Can you retype every record below exactly as written?
○ ○ ○ ○ ○
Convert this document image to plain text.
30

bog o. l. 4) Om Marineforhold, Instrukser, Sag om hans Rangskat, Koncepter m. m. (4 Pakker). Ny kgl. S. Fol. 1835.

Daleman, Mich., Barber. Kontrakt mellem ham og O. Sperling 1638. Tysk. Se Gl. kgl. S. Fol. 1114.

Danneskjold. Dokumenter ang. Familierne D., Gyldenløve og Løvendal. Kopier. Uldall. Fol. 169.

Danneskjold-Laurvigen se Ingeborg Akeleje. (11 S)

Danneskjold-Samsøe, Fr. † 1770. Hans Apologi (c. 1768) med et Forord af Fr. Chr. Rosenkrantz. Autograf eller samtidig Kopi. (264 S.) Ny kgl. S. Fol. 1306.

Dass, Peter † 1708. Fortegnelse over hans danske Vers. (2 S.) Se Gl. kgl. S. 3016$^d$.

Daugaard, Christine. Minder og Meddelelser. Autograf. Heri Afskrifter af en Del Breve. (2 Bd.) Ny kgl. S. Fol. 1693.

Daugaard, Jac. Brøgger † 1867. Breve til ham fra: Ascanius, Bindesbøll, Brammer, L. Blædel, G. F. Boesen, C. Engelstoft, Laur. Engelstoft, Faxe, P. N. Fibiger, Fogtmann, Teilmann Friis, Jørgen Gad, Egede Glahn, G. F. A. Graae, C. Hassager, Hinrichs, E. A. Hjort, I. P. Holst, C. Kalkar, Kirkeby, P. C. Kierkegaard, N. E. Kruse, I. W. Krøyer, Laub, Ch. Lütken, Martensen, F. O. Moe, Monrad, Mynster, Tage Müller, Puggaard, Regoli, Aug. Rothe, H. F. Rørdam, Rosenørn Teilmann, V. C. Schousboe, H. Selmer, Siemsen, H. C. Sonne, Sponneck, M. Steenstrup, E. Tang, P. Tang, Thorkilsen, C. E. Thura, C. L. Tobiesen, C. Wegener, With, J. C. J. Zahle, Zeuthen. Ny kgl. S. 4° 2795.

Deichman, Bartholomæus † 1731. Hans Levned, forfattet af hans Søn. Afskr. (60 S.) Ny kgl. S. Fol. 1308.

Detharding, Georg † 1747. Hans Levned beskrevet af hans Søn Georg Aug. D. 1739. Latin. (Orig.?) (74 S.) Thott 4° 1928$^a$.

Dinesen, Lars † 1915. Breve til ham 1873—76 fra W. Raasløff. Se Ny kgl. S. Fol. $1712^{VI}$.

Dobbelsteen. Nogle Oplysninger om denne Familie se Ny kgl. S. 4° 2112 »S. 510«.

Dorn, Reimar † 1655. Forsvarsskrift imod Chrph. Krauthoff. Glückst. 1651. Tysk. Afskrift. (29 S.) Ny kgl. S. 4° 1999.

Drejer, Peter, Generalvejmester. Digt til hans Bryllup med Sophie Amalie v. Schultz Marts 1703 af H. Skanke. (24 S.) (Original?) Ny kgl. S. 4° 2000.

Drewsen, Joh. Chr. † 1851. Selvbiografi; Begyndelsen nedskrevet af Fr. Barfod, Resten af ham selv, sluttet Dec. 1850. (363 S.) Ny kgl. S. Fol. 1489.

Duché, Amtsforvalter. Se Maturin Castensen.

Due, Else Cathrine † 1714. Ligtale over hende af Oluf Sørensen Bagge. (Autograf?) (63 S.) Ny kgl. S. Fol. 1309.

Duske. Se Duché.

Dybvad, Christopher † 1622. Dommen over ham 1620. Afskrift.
○ ○ ○ ○ ○
- _Written answer_:
Convert this document image to plain text.
30

bog o. l. 4) Om Marineforhold, Instrukser, Sag om hans Rangskat, Koncepter m. m. (4 Pakker). Ny kgl. S. Fol. 1835.

Daleman, Mich., Barber. Kontrakt mellem ham og O. Sperling 1638. Tysk. Se Gl. kgl. S. Fol. 1114.

Danneskjold. Dokumenter ang. Familierne D., Gyldenløve og Løvendal. Kopier. Uldall. Fol. 169.

Danneskjold-Laurvigen se Ingeborg Akeleje. (11 S)

Danneskjold-Samsøe, Fr. † 1770. Hans Apologi (c. 1768) med et Forord af Fr. Chr. Rosenkrantz. Autograf eller samtidig Kopi. (264 S.) Ny kgl. S. Fol. 1306.

Dass, Peter † 1708. Fortegnelse over hans danske Vers. (2 S.) Se Gl. kgl. S. 3016$^d$.

Daugaard, Christine. Minder og Meddelelser. Autograf. Heri Afskrifter af en Del Breve. (2 Bd.) Ny kgl. S. Fol. 1693.

Daugaard, Jac. Brøgger † 1867. Breve til ham fra: Ascanius, Bindesbøll, Brammer, L. Blædel, G. F. Boesen, C. Engelstoft, Laur. Engelstoft, Faxe, P. N. Fibiger, Fogtmann, Teilmann Friis, Jørgen Gad, Egede Glahn, G. F. A. Graae, C. Hassager, Hinrichs, E. A. Hjort, I. P. Holst, C. Kalkar, Kirkeby, P. C. Kierkegaard, N. E. Kruse, I. W. Krøyer, Laub, Ch. Lütken, Martensen, F. O. Moe, Monrad, Mynster, Tage Müller, Puggaard, Regoli, Aug. Rothe, H. F. Rørdam, Rosenørn Teilmann, V. C. Schousboe, H. Selmer, Siemsen, H. C. Sonne, Sponneck, M. Steenstrup, E. Tang, P. Tang, Thorkilsen, C. E. Thura, C. L. Tobiesen, C. Wegener, With, J. C. J. Zahle, Zeuthen. Ny kgl. S. 4° 2795.

Deichman, Bartholomæus † 1731. Hans Levned, forfattet af hans Søn. Afskr. (60 S.) Ny kgl. S. Fol. 1308.

Detharding, Georg † 1747. Hans Levned beskrevet af hans Søn Georg Aug. D. 1739. Latin. (Orig.?) (74 S.) Thott 4° 1928$^a$.

Dinesen, Lars † 1915. Breve til ham 1873—76 fra W. Raasløff. Se Ny kgl. S. Fol. $1712^{VI}$.

Dobbelsteen. Nogle Oplysninger om denne Familie se Ny kgl. S. 4° 2112 »S. 510«.

Dorn, Reimar † 1655. Forsvarsskrift imod Chrph. Krauthoff. Glückst. 1651. Tysk. Afskrift. (29 S.) Ny kgl. S. 4° 1999.

Drejer, Peter, Generalvejmester. Digt til hans Bryllup med Sophie Amalie v. Schultz Marts 1703 af H. Skanke. (24 S.) (Original?) Ny kgl. S. 4° 2000.

Drewsen, Joh. Chr. † 1851. Selvbiografi; Begyndelsen nedskrevet af Fr. Barfod, Resten af ham selv, sluttet Dec. 1850. (363 S.) Ny kgl. S. Fol. 1489.

Duché, Amtsforvalter. Se Maturin Castensen.

Due, Else Cathrine † 1714. Ligtale over hende af Oluf Sørensen Bagge. (Autograf?) (63 S.) Ny kgl. S. Fol. 1309.

Duske. Se Duché.

Dybvad, Christopher † 1622. Dommen over ham 1620. Afskrift.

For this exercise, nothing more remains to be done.